Extract the records below word for word and ignore the images.

--- start RECORDS FOR THIS EXERCISE ---

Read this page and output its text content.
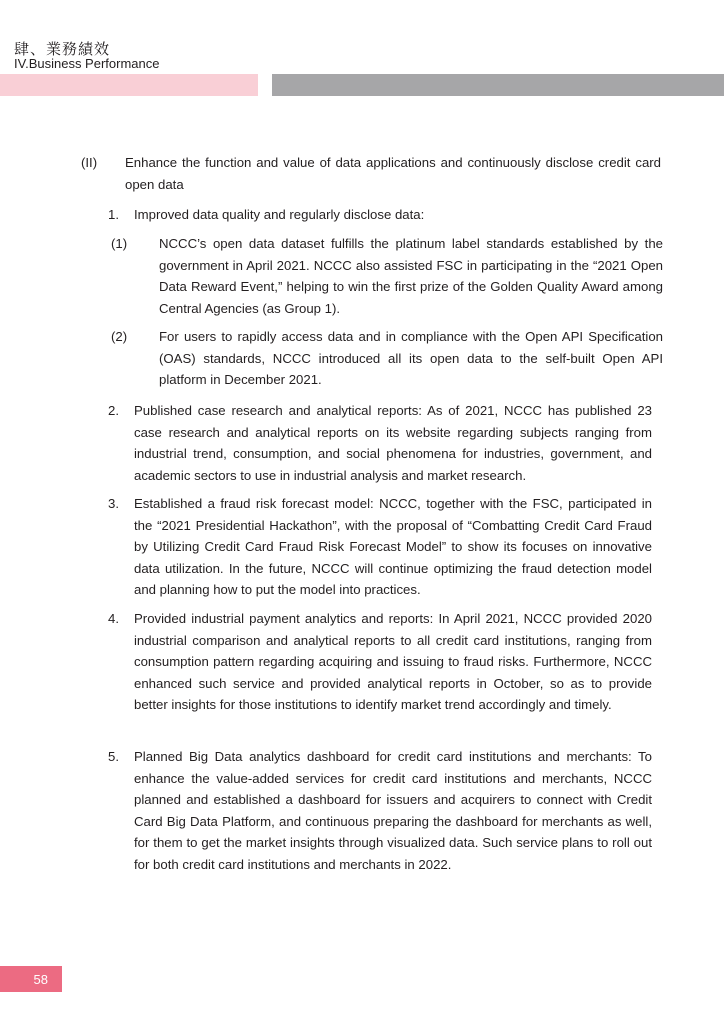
肆、業務績效
IV.Business Performance

(II) Enhance the function and value of data applications and continuously disclose credit card open data

1. Improved data quality and regularly disclose data:

(1) NCCC’s open data dataset fulfills the platinum label standards established by the government in April 2021. NCCC also assisted FSC in participating in the “2021 Open Data Reward Event,” helping to win the first prize of the Golden Quality Award among Central Agencies (as Group 1).

(2) For users to rapidly access data and in compliance with the Open API Specification (OAS) standards, NCCC introduced all its open data to the self-built Open API platform in December 2021.

2. Published case research and analytical reports: As of 2021, NCCC has published 23 case research and analytical reports on its website regarding subjects ranging from industrial trend, consumption, and social phenomena for industries, government, and academic sectors to use in industrial analysis and market research.

3. Established a fraud risk forecast model: NCCC, together with the FSC, participated in the “2021 Presidential Hackathon”, with the proposal of “Combatting Credit Card Fraud by Utilizing Credit Card Fraud Risk Forecast Model” to show its focuses on innovative data utilization. In the future, NCCC will continue optimizing the fraud detection model and planning how to put the model into practices.

4. Provided industrial payment analytics and reports: In April 2021, NCCC provided 2020 industrial comparison and analytical reports to all credit card institutions, ranging from consumption pattern regarding acquiring and issuing to fraud risks. Furthermore, NCCC enhanced such service and provided analytical reports in October, so as to provide better insights for those institutions to identify market trend accordingly and timely.

5. Planned Big Data analytics dashboard for credit card institutions and merchants: To enhance the value-added services for credit card institutions and merchants, NCCC planned and established a dashboard for issuers and acquirers to connect with Credit Card Big Data Platform, and continuous preparing the dashboard for merchants as well, for them to get the market insights through visualized data. Such service plans to roll out for both credit card institutions and merchants in 2022.

58
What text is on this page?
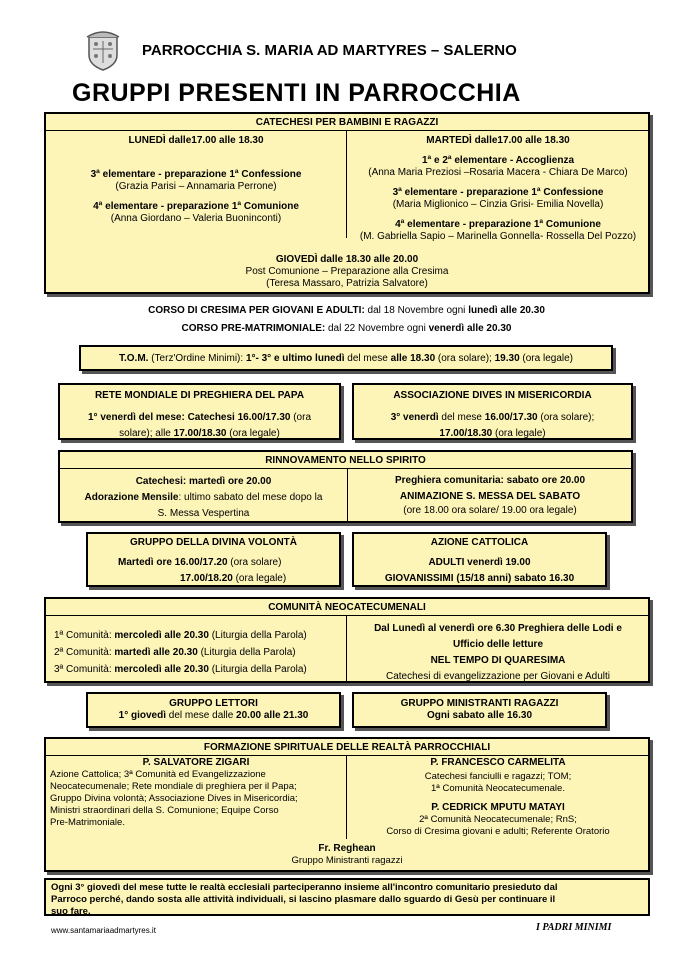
PARROCCHIA S. MARIA AD MARTYRES – SALERNO
GRUPPI PRESENTI IN PARROCCHIA
CATECHESI PER BAMBINI E RAGAZZI
LUNEDÌ dalle17.00 alle 18.30
3ª elementare - preparazione 1ª Confessione
(Grazia Parisi – Annamaria Perrone)
4ª elementare - preparazione 1ª Comunione
(Anna Giordano – Valeria Buoninconti)
MARTEDÌ dalle17.00 alle 18.30
1ª e 2ª elementare - Accoglienza
(Anna Maria Preziosi –Rosaria Macera - Chiara De Marco)
3ª elementare - preparazione 1ª Confessione
(Maria Miglionico – Cinzia Grisi- Emilia Novella)
4ª elementare - preparazione 1ª Comunione
(M. Gabriella Sapio – Marinella Gonnella- Rossella Del Pozzo)
GIOVEDÌ dalle 18.30 alle 20.00
Post Comunione – Preparazione alla Cresima
(Teresa Massaro, Patrizia Salvatore)
CORSO DI CRESIMA PER GIOVANI E ADULTI: dal 18 Novembre ogni lunedì alle 20.30
CORSO PRE-MATRIMONIALE: dal 22 Novembre ogni venerdì alle 20.30
T.O.M. (Terz'Ordine Minimi): 1°- 3° e ultimo lunedì del mese alle 18.30 (ora solare); 19.30 (ora legale)
RETE MONDIALE DI PREGHIERA DEL PAPA
1° venerdì del mese: Catechesi 16.00/17.30 (ora
solare); alle 17.00/18.30 (ora legale)
ASSOCIAZIONE DIVES IN MISERICORDIA
3° venerdì del mese 16.00/17.30 (ora solare);
17.00/18.30 (ora legale)
RINNOVAMENTO NELLO SPIRITO
Catechesi: martedì ore 20.00
Adorazione Mensile: ultimo sabato del mese dopo la
S. Messa Vespertina
Preghiera comunitaria: sabato ore 20.00
ANIMAZIONE S. MESSA DEL SABATO
(ore 18.00 ora solare/ 19.00 ora legale)
GRUPPO DELLA DIVINA VOLONTÀ
Martedì ore 16.00/17.20 (ora solare)
17.00/18.20 (ora legale)
AZIONE CATTOLICA
ADULTI venerdì 19.00
GIOVANISSIMI (15/18 anni) sabato 16.30
COMUNITÀ NEOCATECUMENALI
1ª Comunità: mercoledì alle 20.30 (Liturgia della Parola)
2ª Comunità: martedì alle 20.30 (Liturgia della Parola)
3ª Comunità: mercoledì alle 20.30 (Liturgia della Parola)
Dal Lunedì al venerdì ore 6.30 Preghiera delle Lodi e
Ufficio delle letture
NEL TEMPO DI QUARESIMA
Catechesi di evangelizzazione per Giovani e Adulti
GRUPPO LETTORI
1° giovedì del mese dalle 20.00 alle 21.30
GRUPPO MINISTRANTI RAGAZZI
Ogni sabato alle 16.30
FORMAZIONE SPIRITUALE DELLE REALTÀ PARROCCHIALI
P. SALVATORE ZIGARI
Azione Cattolica; 3ª Comunità ed Evangelizzazione
Neocatecumenale; Rete mondiale di preghiera per il Papa;
Gruppo Divina volontà; Associazione Dives in Misericordia;
Ministri straordinari della S. Comunione; Equipe Corso
Pre-Matrimoniale.
P. FRANCESCO CARMELITA
Catechesi fanciulli e ragazzi; TOM;
1ª Comunità Neocatecumenale.
P. CEDRICK MPUTU MATAYI
2ª Comunità Neocatecumenale; RnS;
Corso di Cresima giovani e adulti; Referente Oratorio
Fr. Reghean
Gruppo Ministranti ragazzi
Ogni 3° giovedì del mese tutte le realtà ecclesiali parteciperanno insieme all'incontro comunitario presieduto dal
Parroco perché, dando sosta alle attività individuali, si lascino plasmare dallo sguardo di Gesù per continuare il
suo fare.
www.santamariaadmartyres.it	I PADRI MINIMI
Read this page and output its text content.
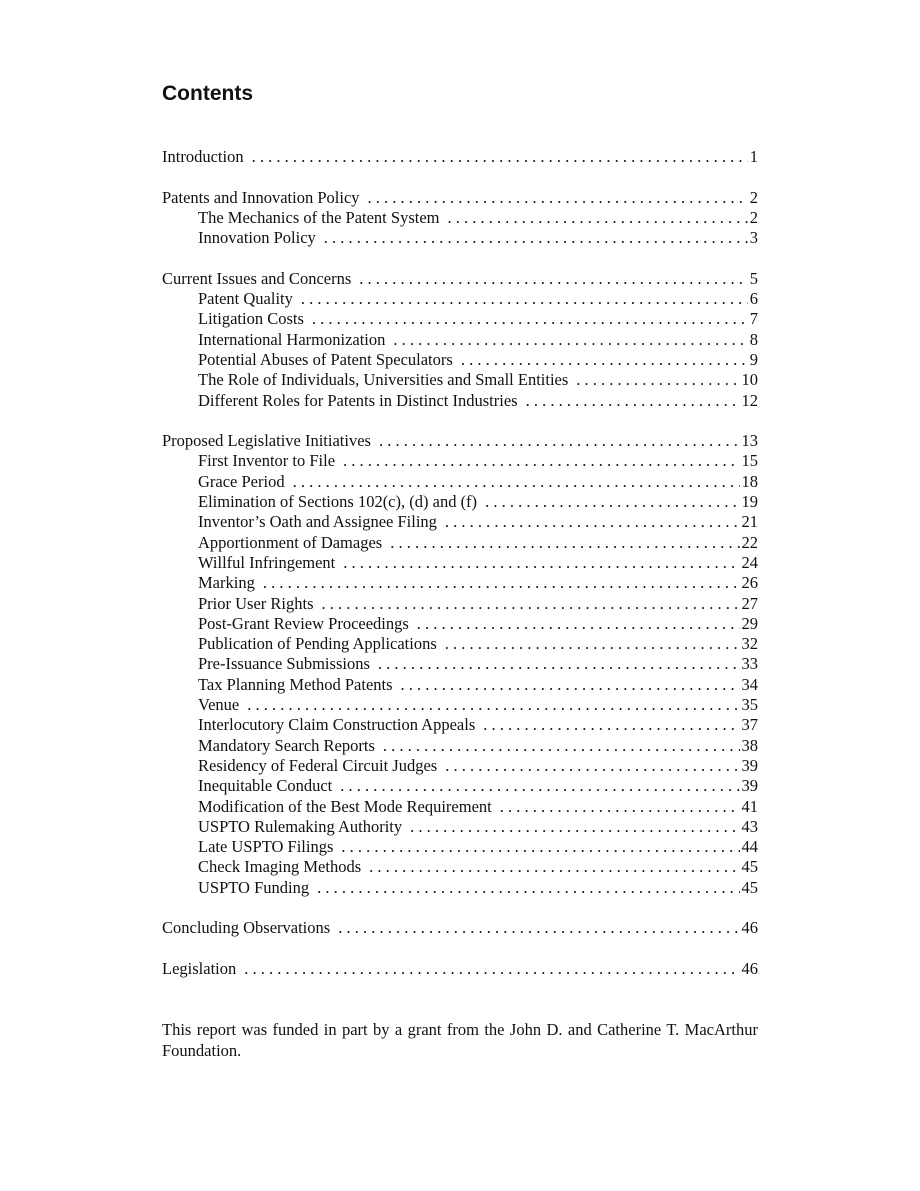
Contents
Introduction . . .	1
Patents and Innovation Policy . . .	2
The Mechanics of the Patent System . . .	2
Innovation Policy . . .	3
Current Issues and Concerns . . .	5
Patent Quality . . .	6
Litigation Costs . . .	7
International Harmonization . . .	8
Potential Abuses of Patent Speculators . . .	9
The Role of Individuals, Universities and Small Entities . . .	10
Different Roles for Patents in Distinct Industries . . .	12
Proposed Legislative Initiatives . . .	13
First Inventor to File . . .	15
Grace Period . . .	18
Elimination of Sections 102(c), (d) and (f) . . .	19
Inventor’s Oath and Assignee Filing . . .	21
Apportionment of Damages . . .	22
Willful Infringement . . .	24
Marking . . .	26
Prior User Rights . . .	27
Post-Grant Review Proceedings . . .	29
Publication of Pending Applications . . .	32
Pre-Issuance Submissions . . .	33
Tax Planning Method Patents . . .	34
Venue . . .	35
Interlocutory Claim Construction Appeals . . .	37
Mandatory Search Reports . . .	38
Residency of Federal Circuit Judges . . .	39
Inequitable Conduct . . .	39
Modification of the Best Mode Requirement . . .	41
USPTO Rulemaking Authority . . .	43
Late USPTO Filings . . .	44
Check Imaging Methods . . .	45
USPTO Funding . . .	45
Concluding Observations . . .	46
Legislation . . .	46

This report was funded in part by a grant from the John D. and Catherine T. MacArthur Foundation.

--- end RECORDS FOR THIS EXERCISE ---

* ANSWER IN FULL:
Read this page and output its text content.
肆、業務績效
IV.Business Performance

(II) Enhance the function and value of data applications and continuously disclose credit card open data

1. Improved data quality and regularly disclose data:

(1) NCCC’s open data dataset fulfills the platinum label standards established by the government in April 2021. NCCC also assisted FSC in participating in the “2021 Open Data Reward Event,” helping to win the first prize of the Golden Quality Award among Central Agencies (as Group 1).

(2) For users to rapidly access data and in compliance with the Open API Specification (OAS) standards, NCCC introduced all its open data to the self-built Open API platform in December 2021.

2. Published case research and analytical reports: As of 2021, NCCC has published 23 case research and analytical reports on its website regarding subjects ranging from industrial trend, consumption, and social phenomena for industries, government, and academic sectors to use in industrial analysis and market research.

3. Established a fraud risk forecast model: NCCC, together with the FSC, participated in the “2021 Presidential Hackathon”, with the proposal of “Combatting Credit Card Fraud by Utilizing Credit Card Fraud Risk Forecast Model” to show its focuses on innovative data utilization. In the future, NCCC will continue optimizing the fraud detection model and planning how to put the model into practices.

4. Provided industrial payment analytics and reports: In April 2021, NCCC provided 2020 industrial comparison and analytical reports to all credit card institutions, ranging from consumption pattern regarding acquiring and issuing to fraud risks. Furthermore, NCCC enhanced such service and provided analytical reports in October, so as to provide better insights for those institutions to identify market trend accordingly and timely.

5. Planned Big Data analytics dashboard for credit card institutions and merchants: To enhance the value-added services for credit card institutions and merchants, NCCC planned and established a dashboard for issuers and acquirers to connect with Credit Card Big Data Platform, and continuous preparing the dashboard for merchants as well, for them to get the market insights through visualized data. Such service plans to roll out for both credit card institutions and merchants in 2022.

58
What text is on this page?
PARROCCHIA S. MARIA AD MARTYRES – SALERNO
GRUPPI PRESENTI IN PARROCCHIA
CATECHESI PER BAMBINI E RAGAZZI
LUNEDÌ dalle17.00 alle 18.30
3ª elementare - preparazione 1ª Confessione
(Grazia Parisi – Annamaria Perrone)
4ª elementare - preparazione 1ª Comunione
(Anna Giordano – Valeria Buoninconti)
MARTEDÌ dalle17.00 alle 18.30
1ª e 2ª elementare - Accoglienza
(Anna Maria Preziosi –Rosaria Macera - Chiara De Marco)
3ª elementare - preparazione 1ª Confessione
(Maria Miglionico – Cinzia Grisi- Emilia Novella)
4ª elementare - preparazione 1ª Comunione
(M. Gabriella Sapio – Marinella Gonnella- Rossella Del Pozzo)
GIOVEDÌ dalle 18.30 alle 20.00
Post Comunione – Preparazione alla Cresima
(Teresa Massaro, Patrizia Salvatore)
CORSO DI CRESIMA PER GIOVANI E ADULTI: dal 18 Novembre ogni lunedì alle 20.30
CORSO PRE-MATRIMONIALE: dal 22 Novembre ogni venerdì alle 20.30
T.O.M. (Terz'Ordine Minimi): 1°- 3° e ultimo lunedì del mese alle 18.30 (ora solare); 19.30 (ora legale)
RETE MONDIALE DI PREGHIERA DEL PAPA
1° venerdì del mese: Catechesi 16.00/17.30 (ora
solare); alle 17.00/18.30 (ora legale)
ASSOCIAZIONE DIVES IN MISERICORDIA
3° venerdì del mese 16.00/17.30 (ora solare);
17.00/18.30 (ora legale)
RINNOVAMENTO NELLO SPIRITO
Catechesi: martedì ore 20.00
Adorazione Mensile: ultimo sabato del mese dopo la
S. Messa Vespertina
Preghiera comunitaria: sabato ore 20.00
ANIMAZIONE S. MESSA DEL SABATO
(ore 18.00 ora solare/ 19.00 ora legale)
GRUPPO DELLA DIVINA VOLONTÀ
Martedì ore 16.00/17.20 (ora solare)
17.00/18.20 (ora legale)
AZIONE CATTOLICA
ADULTI venerdì 19.00
GIOVANISSIMI (15/18 anni) sabato 16.30
COMUNITÀ NEOCATECUMENALI
1ª Comunità: mercoledì alle 20.30 (Liturgia della Parola)
2ª Comunità: martedì alle 20.30 (Liturgia della Parola)
3ª Comunità: mercoledì alle 20.30 (Liturgia della Parola)
Dal Lunedì al venerdì ore 6.30 Preghiera delle Lodi e
Ufficio delle letture
NEL TEMPO DI QUARESIMA
Catechesi di evangelizzazione per Giovani e Adulti
GRUPPO LETTORI
1° giovedì del mese dalle 20.00 alle 21.30
GRUPPO MINISTRANTI RAGAZZI
Ogni sabato alle 16.30
FORMAZIONE SPIRITUALE DELLE REALTÀ PARROCCHIALI
P. SALVATORE ZIGARI
Azione Cattolica; 3ª Comunità ed Evangelizzazione
Neocatecumenale; Rete mondiale di preghiera per il Papa;
Gruppo Divina volontà; Associazione Dives in Misericordia;
Ministri straordinari della S. Comunione; Equipe Corso
Pre-Matrimoniale.
P. FRANCESCO CARMELITA
Catechesi fanciulli e ragazzi; TOM;
1ª Comunità Neocatecumenale.
P. CEDRICK MPUTU MATAYI
2ª Comunità Neocatecumenale; RnS;
Corso di Cresima giovani e adulti; Referente Oratorio
Fr. Reghean
Gruppo Ministranti ragazzi
Ogni 3° giovedì del mese tutte le realtà ecclesiali parteciperanno insieme all'incontro comunitario presieduto dal
Parroco perché, dando sosta alle attività individuali, si lascino plasmare dallo sguardo di Gesù per continuare il
suo fare.
www.santamariaadmartyres.it	I PADRI MINIMI
Read this page and output its text content.
Contents
Introduction . . .	1
Patents and Innovation Policy . . .	2
The Mechanics of the Patent System . . .	2
Innovation Policy . . .	3
Current Issues and Concerns . . .	5
Patent Quality . . .	6
Litigation Costs . . .	7
International Harmonization . . .	8
Potential Abuses of Patent Speculators . . .	9
The Role of Individuals, Universities and Small Entities . . .	10
Different Roles for Patents in Distinct Industries . . .	12
Proposed Legislative Initiatives . . .	13
First Inventor to File . . .	15
Grace Period . . .	18
Elimination of Sections 102(c), (d) and (f) . . .	19
Inventor’s Oath and Assignee Filing . . .	21
Apportionment of Damages . . .	22
Willful Infringement . . .	24
Marking . . .	26
Prior User Rights . . .	27
Post-Grant Review Proceedings . . .	29
Publication of Pending Applications . . .	32
Pre-Issuance Submissions . . .	33
Tax Planning Method Patents . . .	34
Venue . . .	35
Interlocutory Claim Construction Appeals . . .	37
Mandatory Search Reports . . .	38
Residency of Federal Circuit Judges . . .	39
Inequitable Conduct . . .	39
Modification of the Best Mode Requirement . . .	41
USPTO Rulemaking Authority . . .	43
Late USPTO Filings . . .	44
Check Imaging Methods . . .	45
USPTO Funding . . .	45
Concluding Observations . . .	46
Legislation . . .	46

This report was funded in part by a grant from the John D. and Catherine T. MacArthur Foundation.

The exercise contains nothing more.